Aim of the exercise >> Restate each of the lines given below, word for word.

Entries provided >>
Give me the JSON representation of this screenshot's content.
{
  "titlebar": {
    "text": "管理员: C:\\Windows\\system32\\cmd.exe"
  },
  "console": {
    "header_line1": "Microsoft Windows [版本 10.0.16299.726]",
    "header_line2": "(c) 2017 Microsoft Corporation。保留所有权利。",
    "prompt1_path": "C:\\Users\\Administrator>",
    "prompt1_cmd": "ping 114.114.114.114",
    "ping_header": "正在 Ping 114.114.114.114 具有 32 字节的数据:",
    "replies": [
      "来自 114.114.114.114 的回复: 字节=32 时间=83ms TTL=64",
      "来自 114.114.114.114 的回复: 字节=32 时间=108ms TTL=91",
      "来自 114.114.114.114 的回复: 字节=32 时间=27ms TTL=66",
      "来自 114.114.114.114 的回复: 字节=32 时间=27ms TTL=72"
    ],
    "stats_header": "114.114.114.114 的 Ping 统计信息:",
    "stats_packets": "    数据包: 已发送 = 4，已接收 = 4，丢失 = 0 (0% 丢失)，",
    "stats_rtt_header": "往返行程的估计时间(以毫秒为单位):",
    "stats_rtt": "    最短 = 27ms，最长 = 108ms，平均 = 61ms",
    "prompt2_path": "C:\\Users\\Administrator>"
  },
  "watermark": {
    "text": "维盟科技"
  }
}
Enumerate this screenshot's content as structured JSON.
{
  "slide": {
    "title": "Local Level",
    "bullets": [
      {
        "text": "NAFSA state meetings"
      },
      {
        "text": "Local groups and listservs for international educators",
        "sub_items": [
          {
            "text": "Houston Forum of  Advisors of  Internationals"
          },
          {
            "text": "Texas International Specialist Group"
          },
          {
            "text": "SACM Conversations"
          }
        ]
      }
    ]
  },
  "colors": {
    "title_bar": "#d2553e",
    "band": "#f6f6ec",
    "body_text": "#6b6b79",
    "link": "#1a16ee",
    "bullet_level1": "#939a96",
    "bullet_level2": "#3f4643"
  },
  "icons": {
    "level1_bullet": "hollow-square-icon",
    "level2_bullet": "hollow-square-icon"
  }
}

Answer to this task >>
Give me the JSON representation of this screenshot's content.
{
  "titlebar": {
    "text": "管理员: C:\\Windows\\system32\\cmd.exe"
  },
  "console": {
    "header_line1": "Microsoft Windows [版本 10.0.16299.726]",
    "header_line2": "(c) 2017 Microsoft Corporation。保留所有权利。",
    "prompt1_path": "C:\\Users\\Administrator>",
    "prompt1_cmd": "ping 114.114.114.114",
    "ping_header": "正在 Ping 114.114.114.114 具有 32 字节的数据:",
    "replies": [
      "来自 114.114.114.114 的回复: 字节=32 时间=83ms TTL=64",
      "来自 114.114.114.114 的回复: 字节=32 时间=108ms TTL=91",
      "来自 114.114.114.114 的回复: 字节=32 时间=27ms TTL=66",
      "来自 114.114.114.114 的回复: 字节=32 时间=27ms TTL=72"
    ],
    "stats_header": "114.114.114.114 的 Ping 统计信息:",
    "stats_packets": "    数据包: 已发送 = 4，已接收 = 4，丢失 = 0 (0% 丢失)，",
    "stats_rtt_header": "往返行程的估计时间(以毫秒为单位):",
    "stats_rtt": "    最短 = 27ms，最长 = 108ms，平均 = 61ms",
    "prompt2_path": "C:\\Users\\Administrator>"
  },
  "watermark": {
    "text": "维盟科技"
  }
}
Enumerate this screenshot's content as structured JSON.
{
  "slide": {
    "title": "Local Level",
    "bullets": [
      {
        "text": "NAFSA state meetings"
      },
      {
        "text": "Local groups and listservs for international educators",
        "sub_items": [
          {
            "text": "Houston Forum of  Advisors of  Internationals"
          },
          {
            "text": "Texas International Specialist Group"
          },
          {
            "text": "SACM Conversations"
          }
        ]
      }
    ]
  },
  "colors": {
    "title_bar": "#d2553e",
    "band": "#f6f6ec",
    "body_text": "#6b6b79",
    "link": "#1a16ee",
    "bullet_level1": "#939a96",
    "bullet_level2": "#3f4643"
  },
  "icons": {
    "level1_bullet": "hollow-square-icon",
    "level2_bullet": "hollow-square-icon"
  }
}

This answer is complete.